= TASK DATA =

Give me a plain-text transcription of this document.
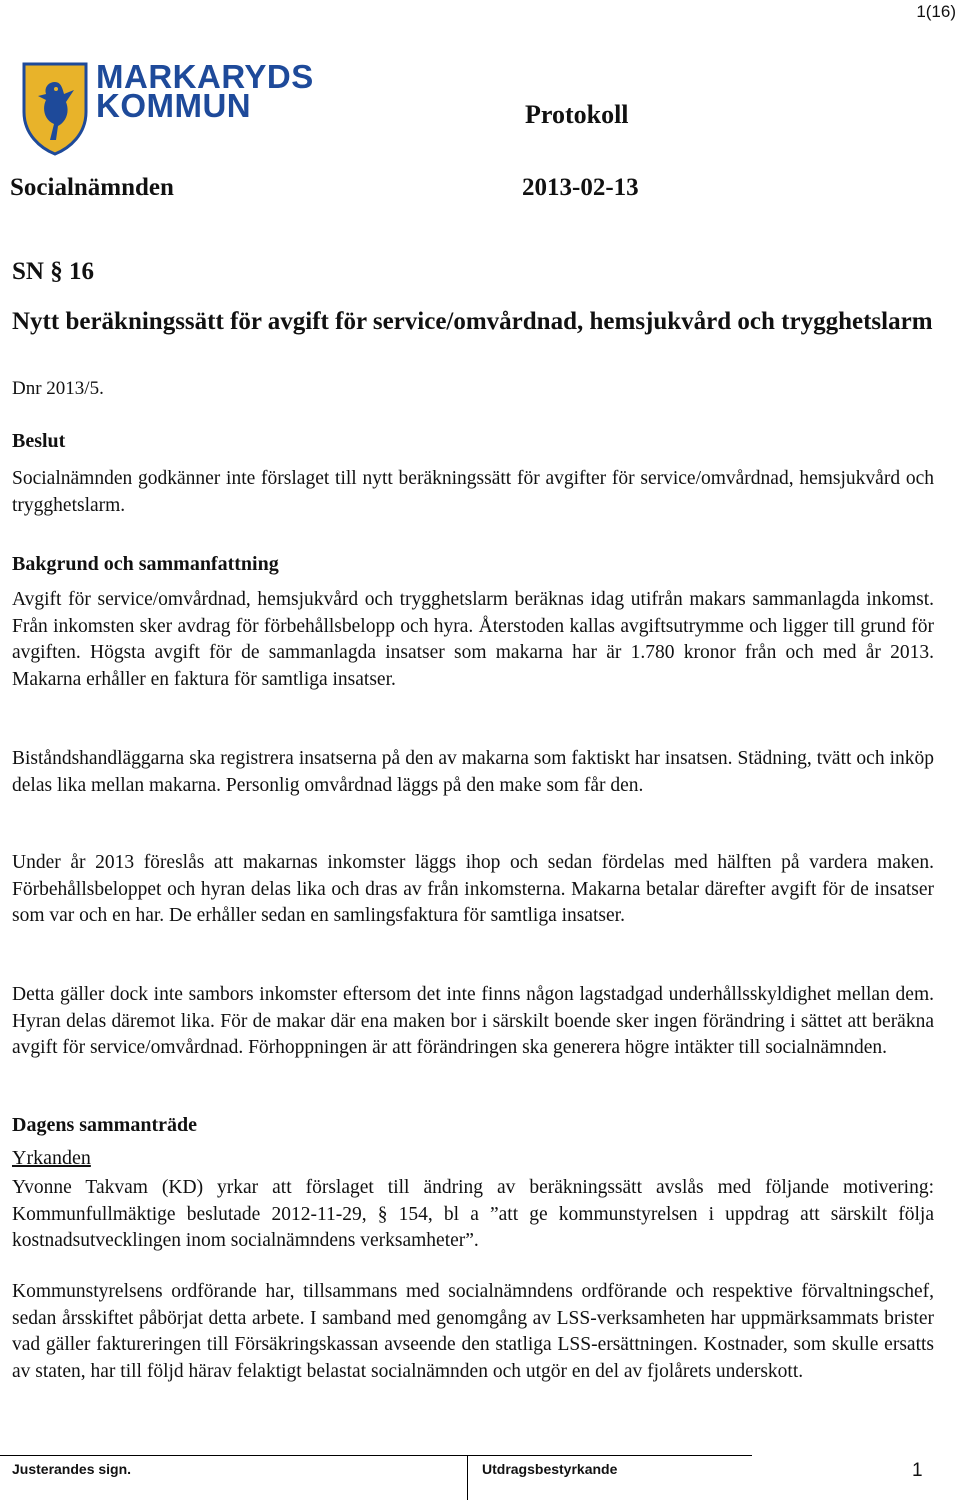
1(16)
MARKARYDS
KOMMUN	Protokoll
Socialnämnden	2013-02-13
SN § 16
Nytt beräkningssätt för avgift för service/omvårdnad, hemsjukvård och trygghetslarm
Dnr 2013/5.
Beslut
Socialnämnden godkänner inte förslaget till nytt beräkningssätt för avgifter för service/omvårdnad, hemsjukvård och trygghetslarm.
Bakgrund och sammanfattning
Avgift för service/omvårdnad, hemsjukvård och trygghetslarm beräknas idag utifrån makars sammanlagda inkomst. Från inkomsten sker avdrag för förbehållsbelopp och hyra. Återstoden kallas avgiftsutrymme och ligger till grund för avgiften. Högsta avgift för de sammanlagda insatser som makarna har är 1.780 kronor från och med år 2013. Makarna erhåller en faktura för samtliga insatser.
Biståndshandläggarna ska registrera insatserna på den av makarna som faktiskt har insatsen. Städning, tvätt och inköp delas lika mellan makarna. Personlig omvårdnad läggs på den make som får den.
Under år 2013 föreslås att makarnas inkomster läggs ihop och sedan fördelas med hälften på vardera maken. Förbehållsbeloppet och hyran delas lika och dras av från inkomsterna. Makarna betalar därefter avgift för de insatser som var och en har. De erhåller sedan en samlingsfaktura för samtliga insatser.
Detta gäller dock inte sambors inkomster eftersom det inte finns någon lagstadgad underhållsskyldighet mellan dem. Hyran delas däremot lika. För de makar där ena maken bor i särskilt boende sker ingen förändring i sättet att beräkna avgift för service/omvårdnad. Förhoppningen är att förändringen ska generera högre intäkter till socialnämnden.
Dagens sammanträde
Yrkanden
Yvonne Takvam (KD) yrkar att förslaget till ändring av beräkningssätt avslås med följande motivering: Kommunfullmäktige beslutade 2012-11-29, § 154, bl a ”att ge kommunstyrelsen i uppdrag att särskilt följa kostnadsutvecklingen inom socialnämndens verksamheter”.
Kommunstyrelsens ordförande har, tillsammans med socialnämndens ordförande och respektive förvaltningschef, sedan årsskiftet påbörjat detta arbete. I samband med genomgång av LSS-verksamheten har uppmärksammats brister vad gäller faktureringen till Försäkringskassan avseende den statliga LSS-ersättningen. Kostnader, som skulle ersatts av staten, har till följd härav felaktigt belastat socialnämnden och utgör en del av fjolårets underskott.
Justerandes sign.	Utdragsbestyrkande	1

= YOUR INSTRUCTIONS =
The complete listing must be transcribed verbatim, and all pictures are to be omitted.

= REPLY =
Give me a plain-text transcription of this document.
1(16)
MARKARYDS
KOMMUN	Protokoll
Socialnämnden	2013-02-13
SN § 16
Nytt beräkningssätt för avgift för service/omvårdnad, hemsjukvård och trygghetslarm
Dnr 2013/5.
Beslut
Socialnämnden godkänner inte förslaget till nytt beräkningssätt för avgifter för service/omvårdnad, hemsjukvård och trygghetslarm.
Bakgrund och sammanfattning
Avgift för service/omvårdnad, hemsjukvård och trygghetslarm beräknas idag utifrån makars sammanlagda inkomst. Från inkomsten sker avdrag för förbehållsbelopp och hyra. Återstoden kallas avgiftsutrymme och ligger till grund för avgiften. Högsta avgift för de sammanlagda insatser som makarna har är 1.780 kronor från och med år 2013. Makarna erhåller en faktura för samtliga insatser.
Biståndshandläggarna ska registrera insatserna på den av makarna som faktiskt har insatsen. Städning, tvätt och inköp delas lika mellan makarna. Personlig omvårdnad läggs på den make som får den.
Under år 2013 föreslås att makarnas inkomster läggs ihop och sedan fördelas med hälften på vardera maken. Förbehållsbeloppet och hyran delas lika och dras av från inkomsterna. Makarna betalar därefter avgift för de insatser som var och en har. De erhåller sedan en samlingsfaktura för samtliga insatser.
Detta gäller dock inte sambors inkomster eftersom det inte finns någon lagstadgad underhållsskyldighet mellan dem. Hyran delas däremot lika. För de makar där ena maken bor i särskilt boende sker ingen förändring i sättet att beräkna avgift för service/omvårdnad. Förhoppningen är att förändringen ska generera högre intäkter till socialnämnden.
Dagens sammanträde
Yrkanden
Yvonne Takvam (KD) yrkar att förslaget till ändring av beräkningssätt avslås med följande motivering: Kommunfullmäktige beslutade 2012-11-29, § 154, bl a ”att ge kommunstyrelsen i uppdrag att särskilt följa kostnadsutvecklingen inom socialnämndens verksamheter”.
Kommunstyrelsens ordförande har, tillsammans med socialnämndens ordförande och respektive förvaltningschef, sedan årsskiftet påbörjat detta arbete. I samband med genomgång av LSS-verksamheten har uppmärksammats brister vad gäller faktureringen till Försäkringskassan avseende den statliga LSS-ersättningen. Kostnader, som skulle ersatts av staten, har till följd härav felaktigt belastat socialnämnden och utgör en del av fjolårets underskott.
Justerandes sign.	Utdragsbestyrkande	1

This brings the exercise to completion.